§ STORED RECORDS
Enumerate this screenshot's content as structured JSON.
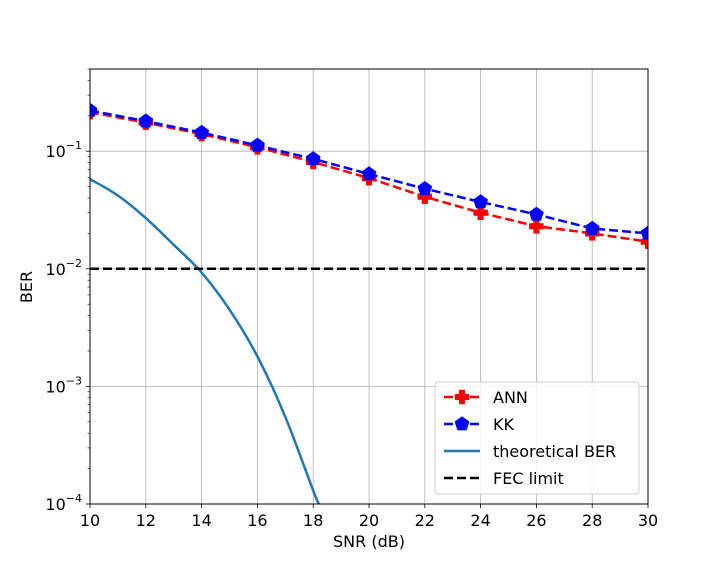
{
  "chart_data": {
    "type": "line",
    "title": "",
    "xlabel": "SNR (dB)",
    "ylabel": "BER",
    "xlim": [
      10,
      30
    ],
    "ylim": [
      0.0001,
      0.5
    ],
    "yscale": "log",
    "grid": true,
    "legend_position": "lower-right",
    "x_ticks": [
      10,
      12,
      14,
      16,
      18,
      20,
      22,
      24,
      26,
      28,
      30
    ],
    "y_ticks": [
      {
        "value": 0.1,
        "base": "10",
        "exp": "−1"
      },
      {
        "value": 0.01,
        "base": "10",
        "exp": "−2"
      },
      {
        "value": 0.001,
        "base": "10",
        "exp": "−3"
      },
      {
        "value": 0.0001,
        "base": "10",
        "exp": "−4"
      }
    ],
    "series": [
      {
        "name": "ANN",
        "color": "#ff0000",
        "style": "dashed",
        "marker": "plus",
        "x": [
          10,
          12,
          14,
          16,
          18,
          20,
          22,
          24,
          26,
          28,
          30
        ],
        "y": [
          0.215,
          0.175,
          0.14,
          0.108,
          0.081,
          0.059,
          0.041,
          0.03,
          0.023,
          0.02,
          0.017
        ]
      },
      {
        "name": "KK",
        "color": "#0000ff",
        "style": "dashed",
        "marker": "pentagon",
        "x": [
          10,
          12,
          14,
          16,
          18,
          20,
          22,
          24,
          26,
          28,
          30
        ],
        "y": [
          0.222,
          0.18,
          0.144,
          0.112,
          0.086,
          0.064,
          0.048,
          0.037,
          0.029,
          0.022,
          0.02
        ]
      },
      {
        "name": "theoretical BER",
        "color": "#1f77b4",
        "style": "solid",
        "marker": "none",
        "x": [
          10,
          11,
          12,
          13,
          14,
          15,
          16,
          17,
          18,
          18.2
        ],
        "y": [
          0.058,
          0.042,
          0.027,
          0.016,
          0.0093,
          0.0045,
          0.0018,
          0.00055,
          0.00013,
          0.0001
        ]
      },
      {
        "name": "FEC limit",
        "color": "#000000",
        "style": "dashed",
        "marker": "none",
        "x": [
          10,
          30
        ],
        "y": [
          0.01,
          0.01
        ]
      }
    ]
  }
}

§ AIM OF THE EXERCISE
Will you set down the records word for word while leaving out every picture?

§ FINISHED TASK
Enumerate this screenshot's content as structured JSON.
{
  "chart_data": {
    "type": "line",
    "title": "",
    "xlabel": "SNR (dB)",
    "ylabel": "BER",
    "xlim": [
      10,
      30
    ],
    "ylim": [
      0.0001,
      0.5
    ],
    "yscale": "log",
    "grid": true,
    "legend_position": "lower-right",
    "x_ticks": [
      10,
      12,
      14,
      16,
      18,
      20,
      22,
      24,
      26,
      28,
      30
    ],
    "y_ticks": [
      {
        "value": 0.1,
        "base": "10",
        "exp": "−1"
      },
      {
        "value": 0.01,
        "base": "10",
        "exp": "−2"
      },
      {
        "value": 0.001,
        "base": "10",
        "exp": "−3"
      },
      {
        "value": 0.0001,
        "base": "10",
        "exp": "−4"
      }
    ],
    "series": [
      {
        "name": "ANN",
        "color": "#ff0000",
        "style": "dashed",
        "marker": "plus",
        "x": [
          10,
          12,
          14,
          16,
          18,
          20,
          22,
          24,
          26,
          28,
          30
        ],
        "y": [
          0.215,
          0.175,
          0.14,
          0.108,
          0.081,
          0.059,
          0.041,
          0.03,
          0.023,
          0.02,
          0.017
        ]
      },
      {
        "name": "KK",
        "color": "#0000ff",
        "style": "dashed",
        "marker": "pentagon",
        "x": [
          10,
          12,
          14,
          16,
          18,
          20,
          22,
          24,
          26,
          28,
          30
        ],
        "y": [
          0.222,
          0.18,
          0.144,
          0.112,
          0.086,
          0.064,
          0.048,
          0.037,
          0.029,
          0.022,
          0.02
        ]
      },
      {
        "name": "theoretical BER",
        "color": "#1f77b4",
        "style": "solid",
        "marker": "none",
        "x": [
          10,
          11,
          12,
          13,
          14,
          15,
          16,
          17,
          18,
          18.2
        ],
        "y": [
          0.058,
          0.042,
          0.027,
          0.016,
          0.0093,
          0.0045,
          0.0018,
          0.00055,
          0.00013,
          0.0001
        ]
      },
      {
        "name": "FEC limit",
        "color": "#000000",
        "style": "dashed",
        "marker": "none",
        "x": [
          10,
          30
        ],
        "y": [
          0.01,
          0.01
        ]
      }
    ]
  }
}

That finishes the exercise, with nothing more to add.